Problem to work on:
Below are records. Copy every line with "塞紧玻璃塞" in it.

— start Material —

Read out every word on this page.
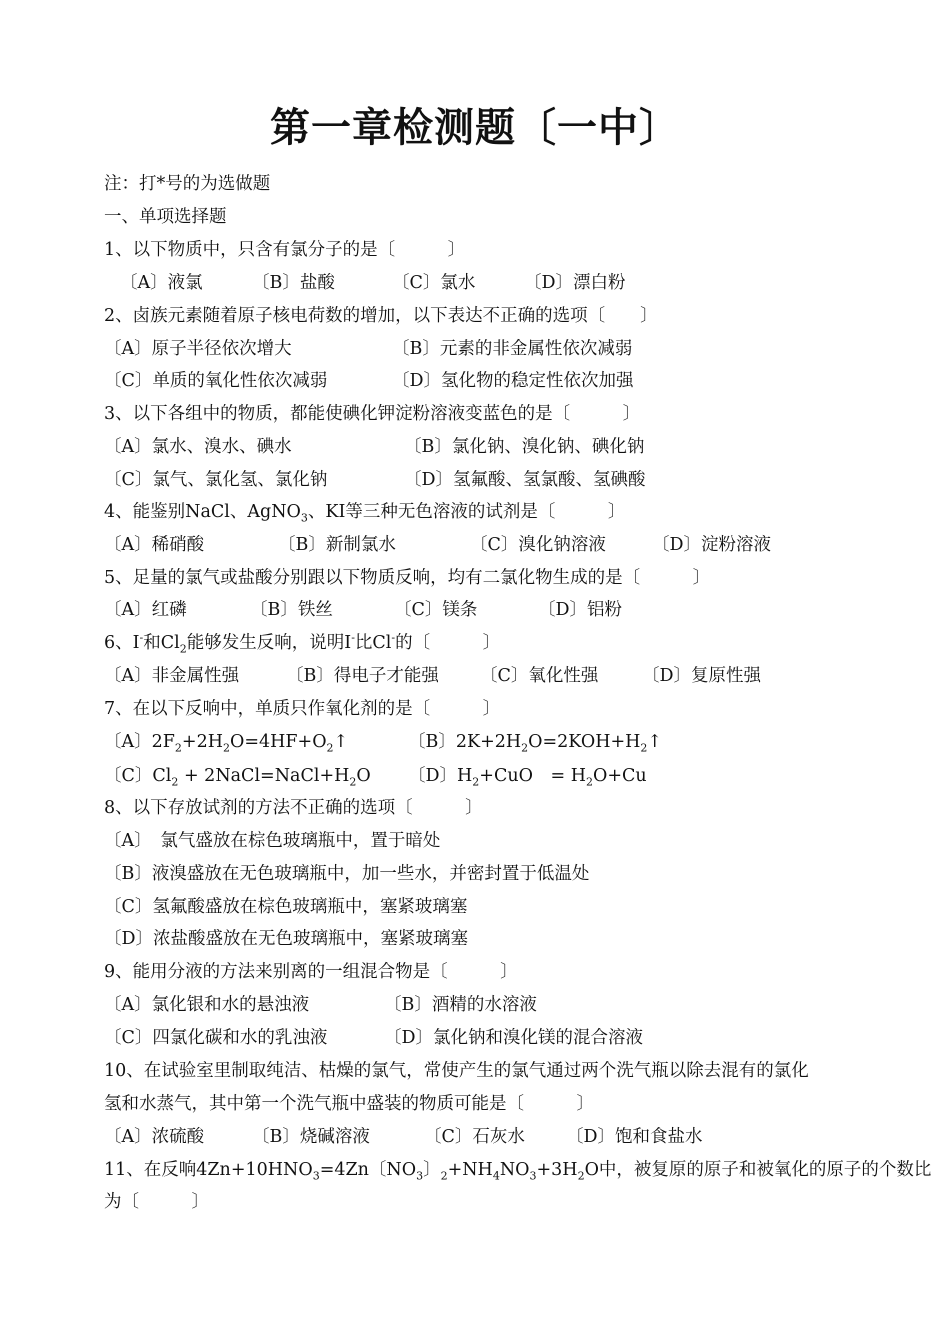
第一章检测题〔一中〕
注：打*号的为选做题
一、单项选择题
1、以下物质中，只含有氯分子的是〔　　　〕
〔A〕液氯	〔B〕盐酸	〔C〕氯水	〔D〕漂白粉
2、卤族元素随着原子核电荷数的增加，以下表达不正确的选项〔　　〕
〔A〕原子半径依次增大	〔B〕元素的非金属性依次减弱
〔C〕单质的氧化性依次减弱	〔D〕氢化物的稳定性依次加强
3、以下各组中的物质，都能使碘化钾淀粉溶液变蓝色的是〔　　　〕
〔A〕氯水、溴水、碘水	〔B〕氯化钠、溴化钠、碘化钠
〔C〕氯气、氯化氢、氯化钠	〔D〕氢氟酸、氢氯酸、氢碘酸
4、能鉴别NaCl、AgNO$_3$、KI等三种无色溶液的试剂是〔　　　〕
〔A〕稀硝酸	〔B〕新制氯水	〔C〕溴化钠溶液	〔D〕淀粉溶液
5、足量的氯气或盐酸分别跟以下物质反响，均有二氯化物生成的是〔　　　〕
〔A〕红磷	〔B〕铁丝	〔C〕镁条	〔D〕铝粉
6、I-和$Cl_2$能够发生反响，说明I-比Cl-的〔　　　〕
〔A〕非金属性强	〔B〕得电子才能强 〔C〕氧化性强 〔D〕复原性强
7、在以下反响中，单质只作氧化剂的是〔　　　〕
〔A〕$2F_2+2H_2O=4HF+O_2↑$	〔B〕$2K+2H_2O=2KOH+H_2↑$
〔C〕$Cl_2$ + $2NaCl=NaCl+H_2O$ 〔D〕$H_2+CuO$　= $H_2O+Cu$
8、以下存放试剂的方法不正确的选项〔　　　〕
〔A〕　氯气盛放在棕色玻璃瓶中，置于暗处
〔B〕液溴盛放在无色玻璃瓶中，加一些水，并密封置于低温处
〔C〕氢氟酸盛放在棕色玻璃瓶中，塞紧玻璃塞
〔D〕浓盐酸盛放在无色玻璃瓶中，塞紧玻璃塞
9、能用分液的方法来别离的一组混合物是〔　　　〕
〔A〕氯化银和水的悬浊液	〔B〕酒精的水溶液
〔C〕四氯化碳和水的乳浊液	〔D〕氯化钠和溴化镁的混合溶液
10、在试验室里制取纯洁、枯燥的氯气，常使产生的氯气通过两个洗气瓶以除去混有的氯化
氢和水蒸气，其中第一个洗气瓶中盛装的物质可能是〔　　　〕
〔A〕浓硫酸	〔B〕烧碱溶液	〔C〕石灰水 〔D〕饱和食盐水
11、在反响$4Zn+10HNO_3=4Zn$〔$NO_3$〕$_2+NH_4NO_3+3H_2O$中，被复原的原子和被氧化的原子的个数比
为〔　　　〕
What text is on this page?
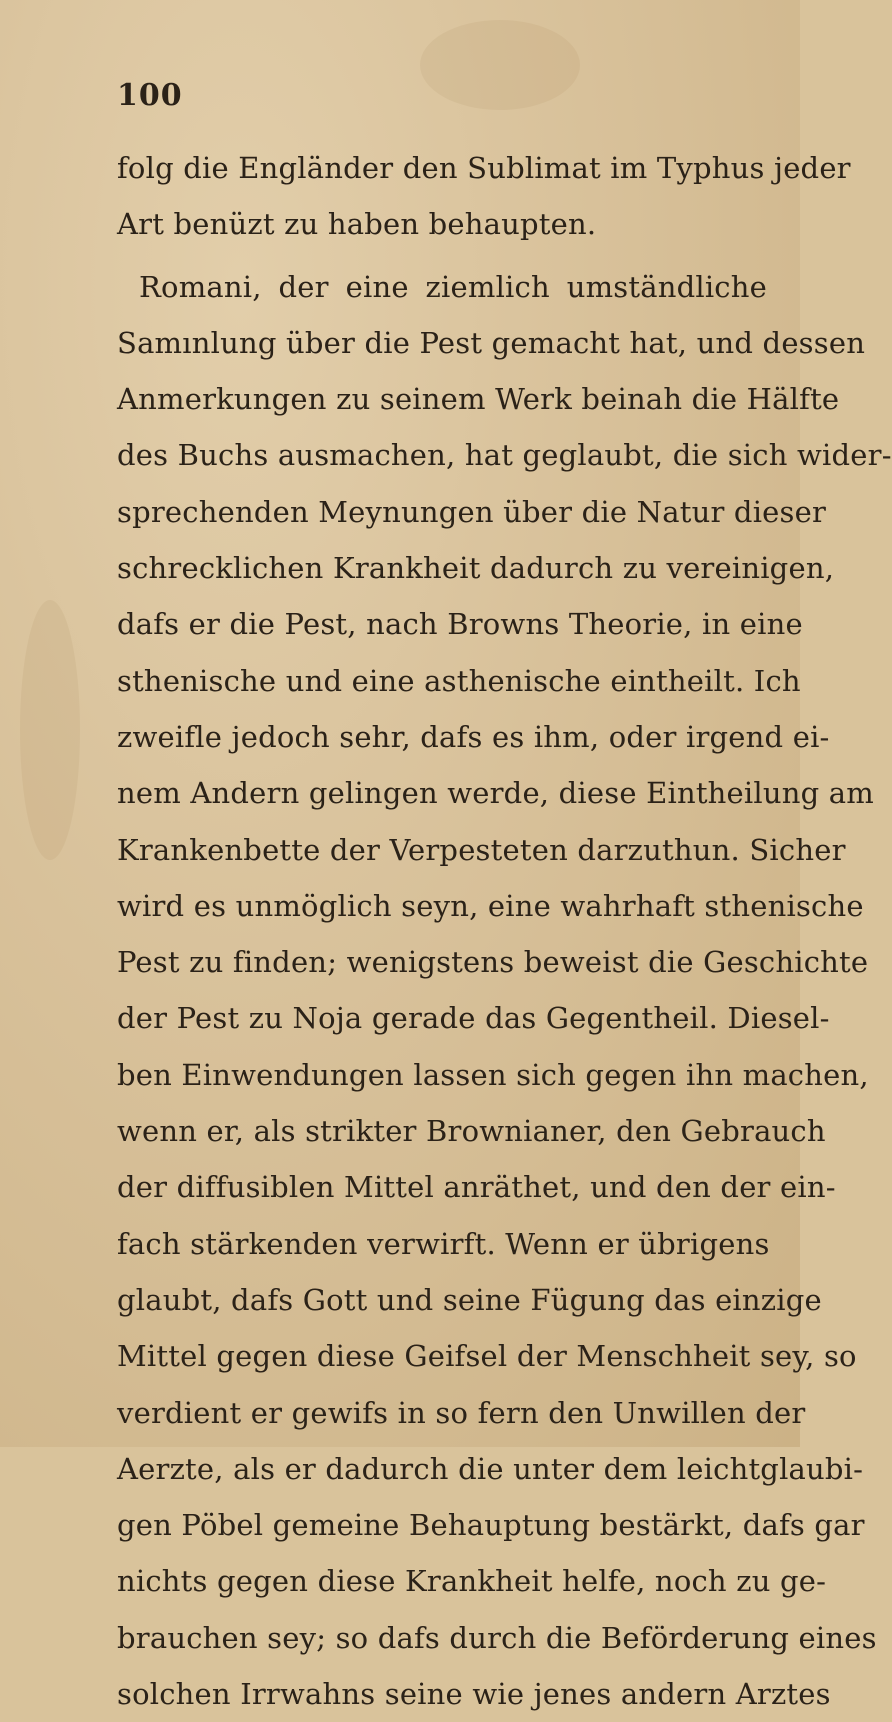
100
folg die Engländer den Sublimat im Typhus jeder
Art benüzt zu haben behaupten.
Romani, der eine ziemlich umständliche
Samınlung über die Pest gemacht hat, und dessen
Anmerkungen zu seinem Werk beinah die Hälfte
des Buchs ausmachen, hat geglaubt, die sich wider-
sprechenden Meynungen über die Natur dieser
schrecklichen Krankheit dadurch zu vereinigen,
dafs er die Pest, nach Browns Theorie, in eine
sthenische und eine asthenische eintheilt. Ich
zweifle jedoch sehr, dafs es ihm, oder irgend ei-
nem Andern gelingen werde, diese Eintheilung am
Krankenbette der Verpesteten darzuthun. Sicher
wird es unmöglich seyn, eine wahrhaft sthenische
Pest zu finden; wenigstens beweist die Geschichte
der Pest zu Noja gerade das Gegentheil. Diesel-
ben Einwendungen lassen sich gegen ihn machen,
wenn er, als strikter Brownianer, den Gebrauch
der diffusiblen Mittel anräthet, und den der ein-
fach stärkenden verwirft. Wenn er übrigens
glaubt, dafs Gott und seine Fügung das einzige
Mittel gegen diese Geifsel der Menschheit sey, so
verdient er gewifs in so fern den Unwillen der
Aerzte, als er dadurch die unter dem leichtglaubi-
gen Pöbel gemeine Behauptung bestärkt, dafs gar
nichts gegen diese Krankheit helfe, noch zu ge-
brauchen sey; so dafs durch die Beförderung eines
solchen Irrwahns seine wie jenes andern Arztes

— end Material —

Solution for this problem:
〔C〕氢氟酸盛放在棕色玻璃瓶中，塞紧玻璃塞
〔D〕浓盐酸盛放在无色玻璃瓶中，塞紧玻璃塞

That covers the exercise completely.